Your task is to give the listing below back word for word, pictures excluded.

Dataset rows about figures

::::

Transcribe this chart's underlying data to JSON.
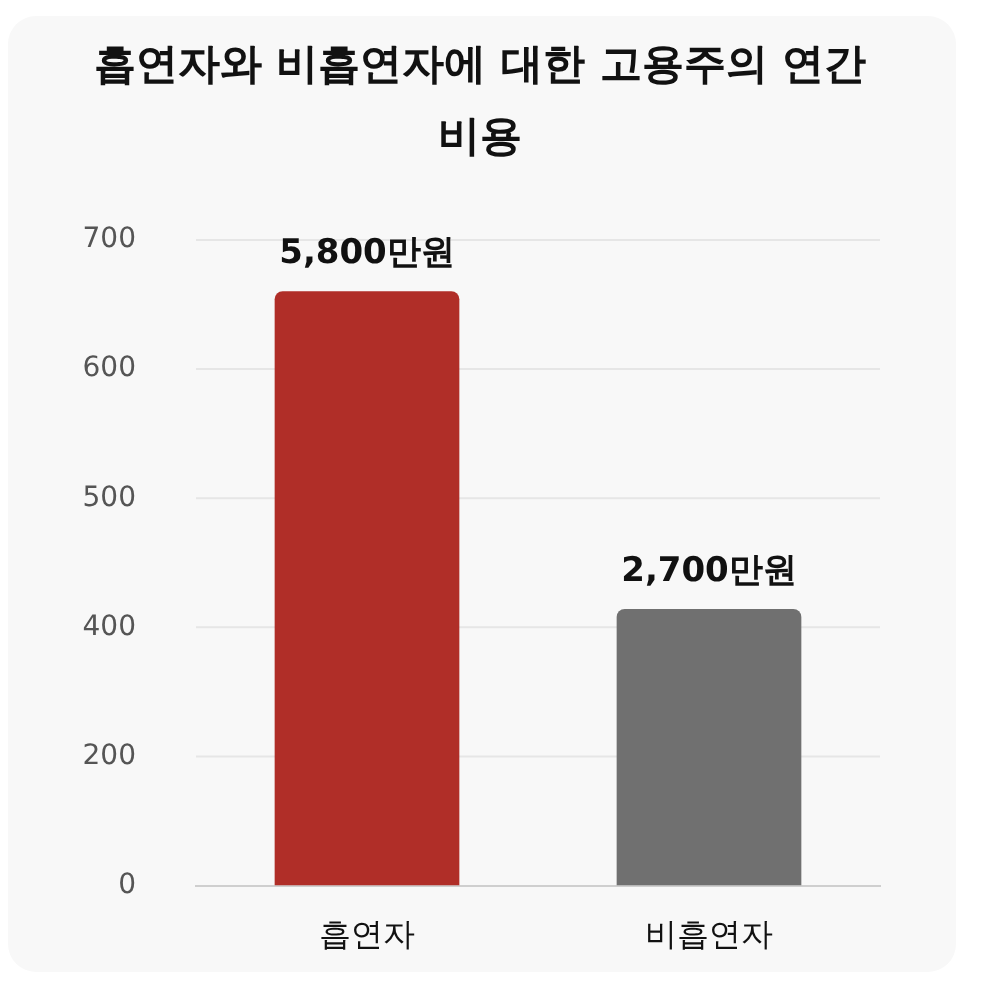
{
  "chart_data": {
    "type": "bar",
    "title": "흡연자와 비흡연자에 대한 고용주의 연간 비용",
    "categories": [
      "흡연자",
      "비흡연자"
    ],
    "values": [
      5800,
      2700
    ],
    "colors": [
      "#b02e28",
      "#707070"
    ],
    "value_labels": [
      "5,800만원",
      "2,700만원"
    ],
    "ylim": [
      0,
      6300
    ],
    "annotations": [
      "0",
      "200",
      "400",
      "500",
      "600",
      "700"
    ],
    "grid": true,
    "legend": false
  }
}
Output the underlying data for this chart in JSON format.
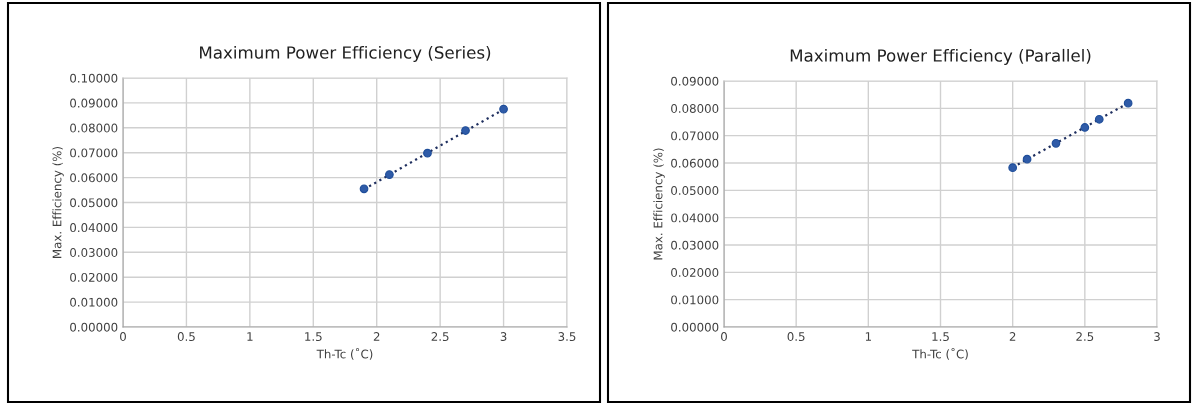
{
  "chart_data": [
    {
      "type": "scatter",
      "title": "Maximum Power Efficiency (Series)",
      "xlabel": "Th-Tc (˚C)",
      "ylabel": "Max. Efficiency (%)",
      "series": [
        {
          "color": "#2f5ba8",
          "x": [
            1.9,
            2.1,
            2.4,
            2.7,
            3.0
          ],
          "values": [
            0.0555,
            0.0612,
            0.0698,
            0.0789,
            0.0875
          ]
        },
        {
          "type": "line",
          "color": "#1f2f5f",
          "line_style": "dotted",
          "marker": "none",
          "x": [
            1.9,
            3.0
          ],
          "values": [
            0.0553,
            0.0874
          ]
        }
      ],
      "xlim": [
        0,
        3.5
      ],
      "xticks": [
        0,
        0.5,
        1,
        1.5,
        2,
        2.5,
        3,
        3.5
      ],
      "ylim": [
        0,
        0.1
      ],
      "yticks": [
        {
          "value": 0,
          "label": "0.00000"
        },
        {
          "value": 0.01,
          "label": "0.01000"
        },
        {
          "value": 0.02,
          "label": "0.02000"
        },
        {
          "value": 0.03,
          "label": "0.03000"
        },
        {
          "value": 0.04,
          "label": "0.04000"
        },
        {
          "value": 0.05,
          "label": "0.05000"
        },
        {
          "value": 0.06,
          "label": "0.06000"
        },
        {
          "value": 0.07,
          "label": "0.07000"
        },
        {
          "value": 0.08,
          "label": "0.08000"
        },
        {
          "value": 0.09,
          "label": "0.09000"
        },
        {
          "value": 0.1,
          "label": "0.10000"
        }
      ],
      "grid": true,
      "marker": "circle"
    },
    {
      "type": "scatter",
      "title": "Maximum Power Efficiency (Parallel)",
      "xlabel": "Th-Tc (˚C)",
      "ylabel": "Max. Efficiency (%)",
      "series": [
        {
          "color": "#2f5ba8",
          "x": [
            2.0,
            2.1,
            2.3,
            2.5,
            2.6,
            2.8
          ],
          "values": [
            0.0583,
            0.0614,
            0.0672,
            0.073,
            0.076,
            0.0819
          ]
        },
        {
          "type": "line",
          "color": "#1f2f5f",
          "line_style": "dotted",
          "marker": "none",
          "x": [
            2.0,
            2.8
          ],
          "values": [
            0.0584,
            0.0819
          ]
        }
      ],
      "xlim": [
        0,
        3
      ],
      "xticks": [
        0,
        0.5,
        1,
        1.5,
        2,
        2.5,
        3
      ],
      "ylim": [
        0,
        0.09
      ],
      "yticks": [
        {
          "value": 0,
          "label": "0.00000"
        },
        {
          "value": 0.01,
          "label": "0.01000"
        },
        {
          "value": 0.02,
          "label": "0.02000"
        },
        {
          "value": 0.03,
          "label": "0.03000"
        },
        {
          "value": 0.04,
          "label": "0.04000"
        },
        {
          "value": 0.05,
          "label": "0.05000"
        },
        {
          "value": 0.06,
          "label": "0.06000"
        },
        {
          "value": 0.07,
          "label": "0.07000"
        },
        {
          "value": 0.08,
          "label": "0.08000"
        },
        {
          "value": 0.09,
          "label": "0.09000"
        }
      ],
      "grid": true,
      "marker": "circle"
    }
  ]
}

::::

Output
Transcribe this chart's underlying data to JSON.
{
  "chart_data": {
    "type": "bar",
    "title": "흡연자와 비흡연자에 대한 고용주의 연간 비용",
    "categories": [
      "흡연자",
      "비흡연자"
    ],
    "values": [
      5800,
      2700
    ],
    "colors": [
      "#b02e28",
      "#707070"
    ],
    "value_labels": [
      "5,800만원",
      "2,700만원"
    ],
    "ylim": [
      0,
      6300
    ],
    "annotations": [
      "0",
      "200",
      "400",
      "500",
      "600",
      "700"
    ],
    "grid": true,
    "legend": false
  }
}
Output the underlying data for this chart in JSON format.
{
  "chart_data": [
    {
      "type": "scatter",
      "title": "Maximum Power Efficiency (Series)",
      "xlabel": "Th-Tc (˚C)",
      "ylabel": "Max. Efficiency (%)",
      "series": [
        {
          "color": "#2f5ba8",
          "x": [
            1.9,
            2.1,
            2.4,
            2.7,
            3.0
          ],
          "values": [
            0.0555,
            0.0612,
            0.0698,
            0.0789,
            0.0875
          ]
        },
        {
          "type": "line",
          "color": "#1f2f5f",
          "line_style": "dotted",
          "marker": "none",
          "x": [
            1.9,
            3.0
          ],
          "values": [
            0.0553,
            0.0874
          ]
        }
      ],
      "xlim": [
        0,
        3.5
      ],
      "xticks": [
        0,
        0.5,
        1,
        1.5,
        2,
        2.5,
        3,
        3.5
      ],
      "ylim": [
        0,
        0.1
      ],
      "yticks": [
        {
          "value": 0,
          "label": "0.00000"
        },
        {
          "value": 0.01,
          "label": "0.01000"
        },
        {
          "value": 0.02,
          "label": "0.02000"
        },
        {
          "value": 0.03,
          "label": "0.03000"
        },
        {
          "value": 0.04,
          "label": "0.04000"
        },
        {
          "value": 0.05,
          "label": "0.05000"
        },
        {
          "value": 0.06,
          "label": "0.06000"
        },
        {
          "value": 0.07,
          "label": "0.07000"
        },
        {
          "value": 0.08,
          "label": "0.08000"
        },
        {
          "value": 0.09,
          "label": "0.09000"
        },
        {
          "value": 0.1,
          "label": "0.10000"
        }
      ],
      "grid": true,
      "marker": "circle"
    },
    {
      "type": "scatter",
      "title": "Maximum Power Efficiency (Parallel)",
      "xlabel": "Th-Tc (˚C)",
      "ylabel": "Max. Efficiency (%)",
      "series": [
        {
          "color": "#2f5ba8",
          "x": [
            2.0,
            2.1,
            2.3,
            2.5,
            2.6,
            2.8
          ],
          "values": [
            0.0583,
            0.0614,
            0.0672,
            0.073,
            0.076,
            0.0819
          ]
        },
        {
          "type": "line",
          "color": "#1f2f5f",
          "line_style": "dotted",
          "marker": "none",
          "x": [
            2.0,
            2.8
          ],
          "values": [
            0.0584,
            0.0819
          ]
        }
      ],
      "xlim": [
        0,
        3
      ],
      "xticks": [
        0,
        0.5,
        1,
        1.5,
        2,
        2.5,
        3
      ],
      "ylim": [
        0,
        0.09
      ],
      "yticks": [
        {
          "value": 0,
          "label": "0.00000"
        },
        {
          "value": 0.01,
          "label": "0.01000"
        },
        {
          "value": 0.02,
          "label": "0.02000"
        },
        {
          "value": 0.03,
          "label": "0.03000"
        },
        {
          "value": 0.04,
          "label": "0.04000"
        },
        {
          "value": 0.05,
          "label": "0.05000"
        },
        {
          "value": 0.06,
          "label": "0.06000"
        },
        {
          "value": 0.07,
          "label": "0.07000"
        },
        {
          "value": 0.08,
          "label": "0.08000"
        },
        {
          "value": 0.09,
          "label": "0.09000"
        }
      ],
      "grid": true,
      "marker": "circle"
    }
  ]
}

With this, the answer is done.